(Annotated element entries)

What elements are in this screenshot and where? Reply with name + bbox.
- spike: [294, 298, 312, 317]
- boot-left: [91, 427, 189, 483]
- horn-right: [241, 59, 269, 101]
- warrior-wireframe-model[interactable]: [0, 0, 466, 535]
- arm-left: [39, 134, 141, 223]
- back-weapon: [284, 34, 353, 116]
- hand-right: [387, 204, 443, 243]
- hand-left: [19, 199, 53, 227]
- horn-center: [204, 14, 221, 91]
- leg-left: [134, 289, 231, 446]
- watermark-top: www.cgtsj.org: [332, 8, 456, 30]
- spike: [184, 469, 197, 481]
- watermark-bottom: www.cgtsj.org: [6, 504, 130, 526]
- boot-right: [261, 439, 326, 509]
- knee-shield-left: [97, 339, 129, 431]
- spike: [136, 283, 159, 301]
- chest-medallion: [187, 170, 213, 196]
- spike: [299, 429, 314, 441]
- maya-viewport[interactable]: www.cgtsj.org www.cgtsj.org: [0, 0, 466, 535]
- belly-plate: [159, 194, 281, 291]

WHAT YOU SHOULD DO ::
Copy every line of the records above without changing anything.

PROBLEM SOLUTION ::
What elements are in this screenshot and where? Reply with name + bbox.
- spike: [294, 298, 312, 317]
- boot-left: [91, 427, 189, 483]
- horn-right: [241, 59, 269, 101]
- warrior-wireframe-model[interactable]: [0, 0, 466, 535]
- arm-left: [39, 134, 141, 223]
- back-weapon: [284, 34, 353, 116]
- hand-right: [387, 204, 443, 243]
- hand-left: [19, 199, 53, 227]
- horn-center: [204, 14, 221, 91]
- leg-left: [134, 289, 231, 446]
- watermark-top: www.cgtsj.org: [332, 8, 456, 30]
- spike: [184, 469, 197, 481]
- watermark-bottom: www.cgtsj.org: [6, 504, 130, 526]
- boot-right: [261, 439, 326, 509]
- knee-shield-left: [97, 339, 129, 431]
- spike: [136, 283, 159, 301]
- chest-medallion: [187, 170, 213, 196]
- spike: [299, 429, 314, 441]
- maya-viewport[interactable]: www.cgtsj.org www.cgtsj.org: [0, 0, 466, 535]
- belly-plate: [159, 194, 281, 291]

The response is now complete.